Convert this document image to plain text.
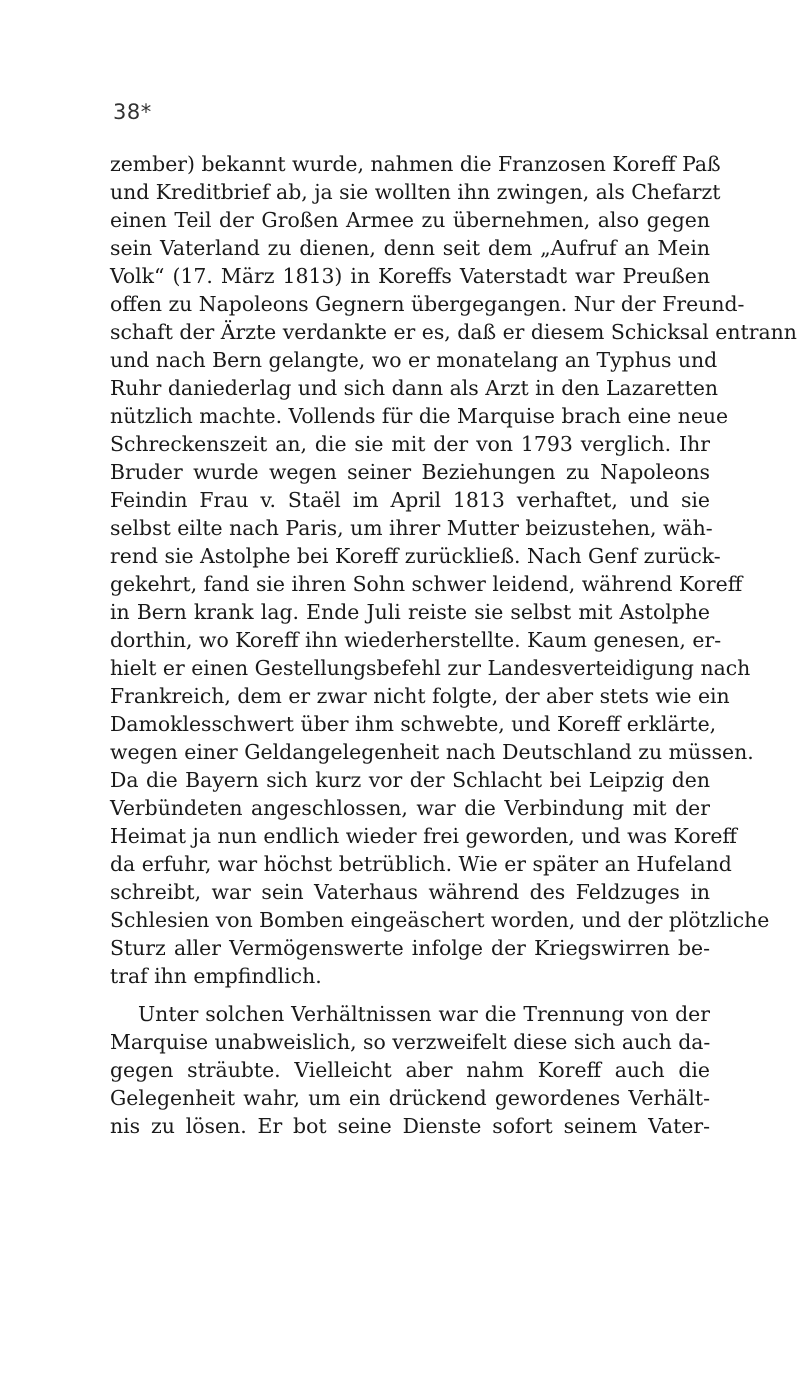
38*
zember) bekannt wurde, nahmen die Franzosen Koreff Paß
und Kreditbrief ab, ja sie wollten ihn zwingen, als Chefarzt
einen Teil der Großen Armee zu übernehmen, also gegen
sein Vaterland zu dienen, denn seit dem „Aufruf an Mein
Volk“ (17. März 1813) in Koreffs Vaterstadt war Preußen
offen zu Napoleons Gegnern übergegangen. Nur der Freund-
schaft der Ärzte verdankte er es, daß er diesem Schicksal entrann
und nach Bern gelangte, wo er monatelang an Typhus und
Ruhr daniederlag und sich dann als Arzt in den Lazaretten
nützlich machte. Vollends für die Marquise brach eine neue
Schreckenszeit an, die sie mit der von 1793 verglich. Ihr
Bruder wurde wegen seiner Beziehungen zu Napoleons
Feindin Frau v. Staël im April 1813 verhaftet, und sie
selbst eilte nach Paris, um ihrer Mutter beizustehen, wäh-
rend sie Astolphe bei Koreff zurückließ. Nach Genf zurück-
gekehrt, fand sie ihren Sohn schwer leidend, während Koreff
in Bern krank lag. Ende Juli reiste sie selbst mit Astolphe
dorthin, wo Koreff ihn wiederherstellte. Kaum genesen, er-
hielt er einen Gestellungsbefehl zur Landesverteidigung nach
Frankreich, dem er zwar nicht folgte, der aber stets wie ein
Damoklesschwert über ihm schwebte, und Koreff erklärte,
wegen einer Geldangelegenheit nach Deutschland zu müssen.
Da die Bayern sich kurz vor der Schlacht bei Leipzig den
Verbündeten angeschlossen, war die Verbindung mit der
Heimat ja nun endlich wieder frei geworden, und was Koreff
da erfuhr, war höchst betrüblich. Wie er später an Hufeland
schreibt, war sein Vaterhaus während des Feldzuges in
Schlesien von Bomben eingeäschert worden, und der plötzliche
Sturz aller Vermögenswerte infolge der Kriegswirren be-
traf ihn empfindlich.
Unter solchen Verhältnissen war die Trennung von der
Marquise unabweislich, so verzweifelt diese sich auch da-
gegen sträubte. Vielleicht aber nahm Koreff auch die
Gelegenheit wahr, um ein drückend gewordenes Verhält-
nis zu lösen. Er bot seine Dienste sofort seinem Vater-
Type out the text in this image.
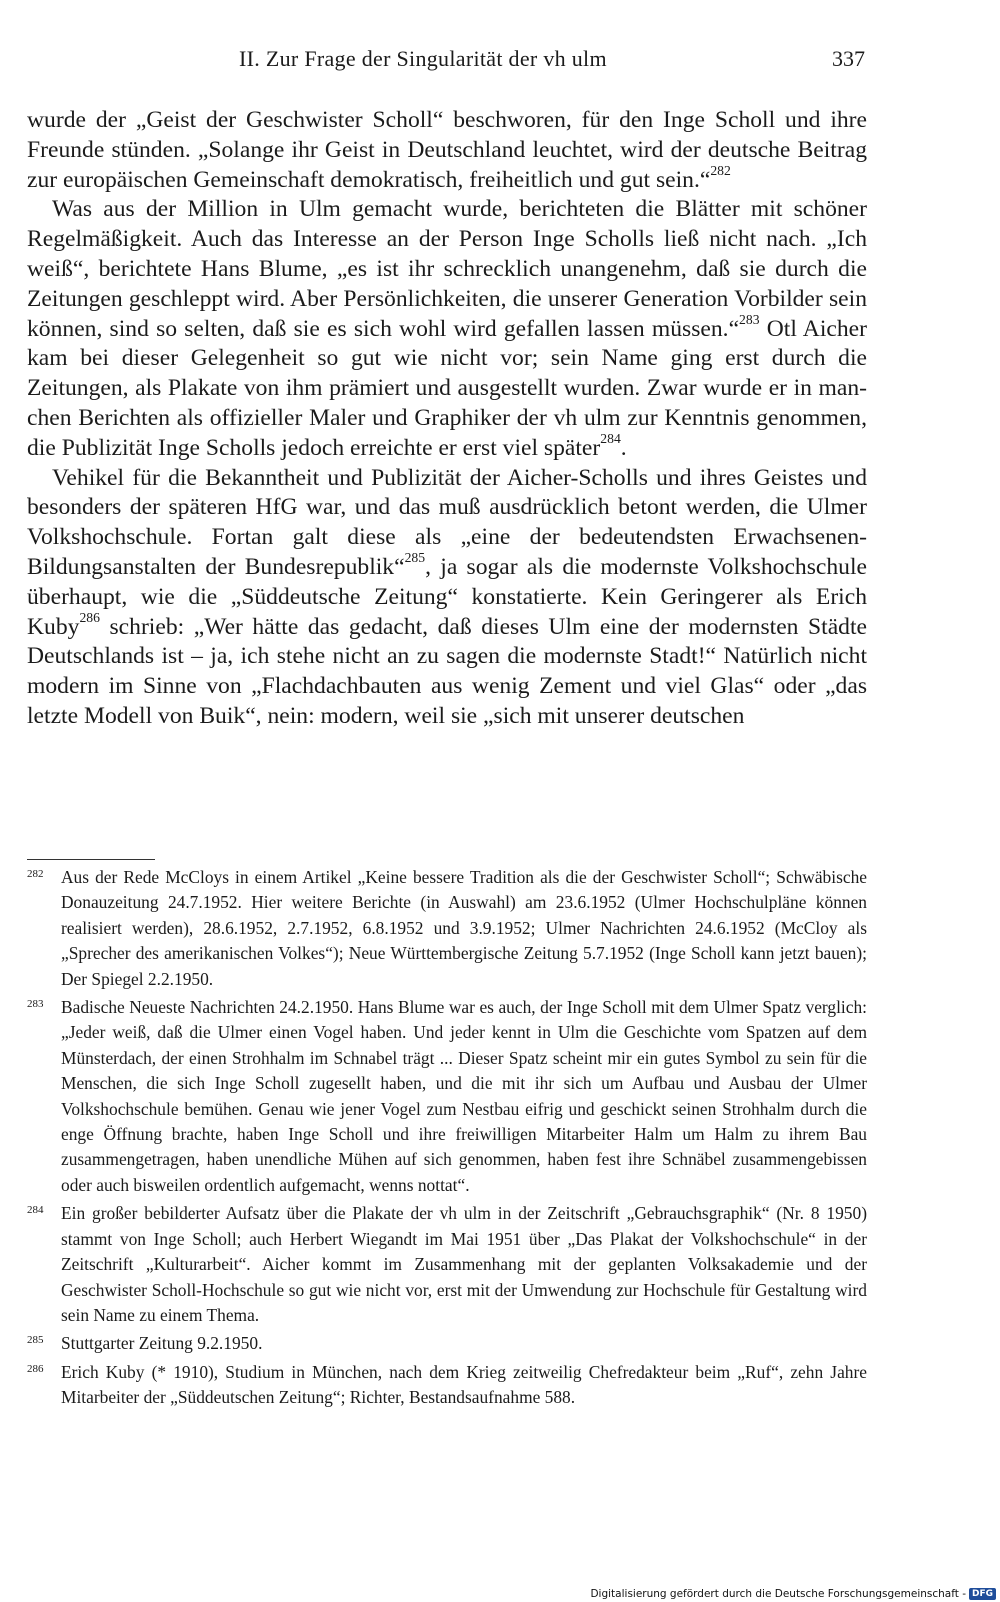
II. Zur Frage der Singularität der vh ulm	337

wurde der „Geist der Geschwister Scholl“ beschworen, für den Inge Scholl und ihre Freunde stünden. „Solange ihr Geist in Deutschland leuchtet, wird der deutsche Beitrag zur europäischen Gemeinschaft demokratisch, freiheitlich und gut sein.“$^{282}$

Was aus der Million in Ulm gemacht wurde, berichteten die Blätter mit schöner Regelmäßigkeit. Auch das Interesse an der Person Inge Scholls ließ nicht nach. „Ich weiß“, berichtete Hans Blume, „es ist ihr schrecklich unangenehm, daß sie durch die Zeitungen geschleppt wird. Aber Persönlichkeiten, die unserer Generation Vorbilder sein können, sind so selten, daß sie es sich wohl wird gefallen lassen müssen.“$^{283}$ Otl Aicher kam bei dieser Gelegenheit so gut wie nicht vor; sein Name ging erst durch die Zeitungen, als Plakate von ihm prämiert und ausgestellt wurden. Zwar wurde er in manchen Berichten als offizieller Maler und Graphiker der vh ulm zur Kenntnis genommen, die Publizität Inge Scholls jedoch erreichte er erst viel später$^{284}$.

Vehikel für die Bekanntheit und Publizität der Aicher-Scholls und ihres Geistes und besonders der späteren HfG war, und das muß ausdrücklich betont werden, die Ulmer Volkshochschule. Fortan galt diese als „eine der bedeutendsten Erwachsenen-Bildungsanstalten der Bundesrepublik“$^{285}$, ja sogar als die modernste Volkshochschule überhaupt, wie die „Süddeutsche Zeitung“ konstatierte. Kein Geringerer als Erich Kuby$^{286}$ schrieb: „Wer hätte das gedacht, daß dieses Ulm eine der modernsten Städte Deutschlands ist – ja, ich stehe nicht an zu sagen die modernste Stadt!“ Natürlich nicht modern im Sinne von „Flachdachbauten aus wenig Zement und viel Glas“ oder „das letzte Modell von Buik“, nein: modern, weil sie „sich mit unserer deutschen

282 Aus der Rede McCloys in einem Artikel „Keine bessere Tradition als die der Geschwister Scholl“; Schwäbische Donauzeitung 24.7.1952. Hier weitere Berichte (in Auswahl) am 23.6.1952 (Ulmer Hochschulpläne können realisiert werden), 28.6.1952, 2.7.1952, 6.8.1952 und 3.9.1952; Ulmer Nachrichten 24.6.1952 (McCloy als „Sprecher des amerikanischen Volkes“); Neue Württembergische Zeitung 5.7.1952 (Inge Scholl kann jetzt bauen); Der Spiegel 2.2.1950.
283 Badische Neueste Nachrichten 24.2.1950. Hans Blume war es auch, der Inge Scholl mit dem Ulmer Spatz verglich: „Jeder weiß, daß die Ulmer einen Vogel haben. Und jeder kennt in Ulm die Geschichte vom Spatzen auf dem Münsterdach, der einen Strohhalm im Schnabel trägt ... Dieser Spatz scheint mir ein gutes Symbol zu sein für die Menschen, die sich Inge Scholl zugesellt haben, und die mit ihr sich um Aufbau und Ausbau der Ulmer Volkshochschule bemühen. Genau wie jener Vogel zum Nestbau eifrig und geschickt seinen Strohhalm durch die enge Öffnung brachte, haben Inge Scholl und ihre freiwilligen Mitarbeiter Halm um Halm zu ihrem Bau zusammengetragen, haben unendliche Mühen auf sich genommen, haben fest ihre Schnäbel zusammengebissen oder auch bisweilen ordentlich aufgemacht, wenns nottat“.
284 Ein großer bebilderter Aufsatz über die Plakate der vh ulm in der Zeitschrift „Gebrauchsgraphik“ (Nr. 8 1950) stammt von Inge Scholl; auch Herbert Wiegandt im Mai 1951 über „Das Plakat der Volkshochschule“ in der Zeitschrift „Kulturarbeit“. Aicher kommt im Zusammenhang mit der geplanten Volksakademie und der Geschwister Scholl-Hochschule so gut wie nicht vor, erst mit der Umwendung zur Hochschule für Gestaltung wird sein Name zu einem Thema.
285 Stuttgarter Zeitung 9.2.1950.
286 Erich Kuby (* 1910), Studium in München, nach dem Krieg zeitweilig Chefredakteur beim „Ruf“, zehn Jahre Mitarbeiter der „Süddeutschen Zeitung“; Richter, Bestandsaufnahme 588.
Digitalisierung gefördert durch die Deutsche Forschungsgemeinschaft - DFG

(PROBLEM DETAILS)
Once the pictures are removed, output the entries above exactly as given.

(TASK RESULT)
Convert this document image to plain text.
38*
zember) bekannt wurde, nahmen die Franzosen Koreff Paß
und Kreditbrief ab, ja sie wollten ihn zwingen, als Chefarzt
einen Teil der Großen Armee zu übernehmen, also gegen
sein Vaterland zu dienen, denn seit dem „Aufruf an Mein
Volk“ (17. März 1813) in Koreffs Vaterstadt war Preußen
offen zu Napoleons Gegnern übergegangen. Nur der Freund-
schaft der Ärzte verdankte er es, daß er diesem Schicksal entrann
und nach Bern gelangte, wo er monatelang an Typhus und
Ruhr daniederlag und sich dann als Arzt in den Lazaretten
nützlich machte. Vollends für die Marquise brach eine neue
Schreckenszeit an, die sie mit der von 1793 verglich. Ihr
Bruder wurde wegen seiner Beziehungen zu Napoleons
Feindin Frau v. Staël im April 1813 verhaftet, und sie
selbst eilte nach Paris, um ihrer Mutter beizustehen, wäh-
rend sie Astolphe bei Koreff zurückließ. Nach Genf zurück-
gekehrt, fand sie ihren Sohn schwer leidend, während Koreff
in Bern krank lag. Ende Juli reiste sie selbst mit Astolphe
dorthin, wo Koreff ihn wiederherstellte. Kaum genesen, er-
hielt er einen Gestellungsbefehl zur Landesverteidigung nach
Frankreich, dem er zwar nicht folgte, der aber stets wie ein
Damoklesschwert über ihm schwebte, und Koreff erklärte,
wegen einer Geldangelegenheit nach Deutschland zu müssen.
Da die Bayern sich kurz vor der Schlacht bei Leipzig den
Verbündeten angeschlossen, war die Verbindung mit der
Heimat ja nun endlich wieder frei geworden, und was Koreff
da erfuhr, war höchst betrüblich. Wie er später an Hufeland
schreibt, war sein Vaterhaus während des Feldzuges in
Schlesien von Bomben eingeäschert worden, und der plötzliche
Sturz aller Vermögenswerte infolge der Kriegswirren be-
traf ihn empfindlich.
Unter solchen Verhältnissen war die Trennung von der
Marquise unabweislich, so verzweifelt diese sich auch da-
gegen sträubte. Vielleicht aber nahm Koreff auch die
Gelegenheit wahr, um ein drückend gewordenes Verhält-
nis zu lösen. Er bot seine Dienste sofort seinem Vater-
Type out the text in this image.
II. Zur Frage der Singularität der vh ulm	337

wurde der „Geist der Geschwister Scholl“ beschworen, für den Inge Scholl und ihre Freunde stünden. „Solange ihr Geist in Deutschland leuchtet, wird der deutsche Beitrag zur europäischen Gemeinschaft demokratisch, freiheitlich und gut sein.“$^{282}$

Was aus der Million in Ulm gemacht wurde, berichteten die Blätter mit schöner Regelmäßigkeit. Auch das Interesse an der Person Inge Scholls ließ nicht nach. „Ich weiß“, berichtete Hans Blume, „es ist ihr schrecklich unangenehm, daß sie durch die Zeitungen geschleppt wird. Aber Persönlichkeiten, die unserer Generation Vorbilder sein können, sind so selten, daß sie es sich wohl wird gefallen lassen müssen.“$^{283}$ Otl Aicher kam bei dieser Gelegenheit so gut wie nicht vor; sein Name ging erst durch die Zeitungen, als Plakate von ihm prämiert und ausgestellt wurden. Zwar wurde er in manchen Berichten als offizieller Maler und Graphiker der vh ulm zur Kenntnis genommen, die Publizität Inge Scholls jedoch erreichte er erst viel später$^{284}$.

Vehikel für die Bekanntheit und Publizität der Aicher-Scholls und ihres Geistes und besonders der späteren HfG war, und das muß ausdrücklich betont werden, die Ulmer Volkshochschule. Fortan galt diese als „eine der bedeutendsten Erwachsenen-Bildungsanstalten der Bundesrepublik“$^{285}$, ja sogar als die modernste Volkshochschule überhaupt, wie die „Süddeutsche Zeitung“ konstatierte. Kein Geringerer als Erich Kuby$^{286}$ schrieb: „Wer hätte das gedacht, daß dieses Ulm eine der modernsten Städte Deutschlands ist – ja, ich stehe nicht an zu sagen die modernste Stadt!“ Natürlich nicht modern im Sinne von „Flachdachbauten aus wenig Zement und viel Glas“ oder „das letzte Modell von Buik“, nein: modern, weil sie „sich mit unserer deutschen

282 Aus der Rede McCloys in einem Artikel „Keine bessere Tradition als die der Geschwister Scholl“; Schwäbische Donauzeitung 24.7.1952. Hier weitere Berichte (in Auswahl) am 23.6.1952 (Ulmer Hochschulpläne können realisiert werden), 28.6.1952, 2.7.1952, 6.8.1952 und 3.9.1952; Ulmer Nachrichten 24.6.1952 (McCloy als „Sprecher des amerikanischen Volkes“); Neue Württembergische Zeitung 5.7.1952 (Inge Scholl kann jetzt bauen); Der Spiegel 2.2.1950.
283 Badische Neueste Nachrichten 24.2.1950. Hans Blume war es auch, der Inge Scholl mit dem Ulmer Spatz verglich: „Jeder weiß, daß die Ulmer einen Vogel haben. Und jeder kennt in Ulm die Geschichte vom Spatzen auf dem Münsterdach, der einen Strohhalm im Schnabel trägt ... Dieser Spatz scheint mir ein gutes Symbol zu sein für die Menschen, die sich Inge Scholl zugesellt haben, und die mit ihr sich um Aufbau und Ausbau der Ulmer Volkshochschule bemühen. Genau wie jener Vogel zum Nestbau eifrig und geschickt seinen Strohhalm durch die enge Öffnung brachte, haben Inge Scholl und ihre freiwilligen Mitarbeiter Halm um Halm zu ihrem Bau zusammengetragen, haben unendliche Mühen auf sich genommen, haben fest ihre Schnäbel zusammengebissen oder auch bisweilen ordentlich aufgemacht, wenns nottat“.
284 Ein großer bebilderter Aufsatz über die Plakate der vh ulm in der Zeitschrift „Gebrauchsgraphik“ (Nr. 8 1950) stammt von Inge Scholl; auch Herbert Wiegandt im Mai 1951 über „Das Plakat der Volkshochschule“ in der Zeitschrift „Kulturarbeit“. Aicher kommt im Zusammenhang mit der geplanten Volksakademie und der Geschwister Scholl-Hochschule so gut wie nicht vor, erst mit der Umwendung zur Hochschule für Gestaltung wird sein Name zu einem Thema.
285 Stuttgarter Zeitung 9.2.1950.
286 Erich Kuby (* 1910), Studium in München, nach dem Krieg zeitweilig Chefredakteur beim „Ruf“, zehn Jahre Mitarbeiter der „Süddeutschen Zeitung“; Richter, Bestandsaufnahme 588.
Digitalisierung gefördert durch die Deutsche Forschungsgemeinschaft - DFG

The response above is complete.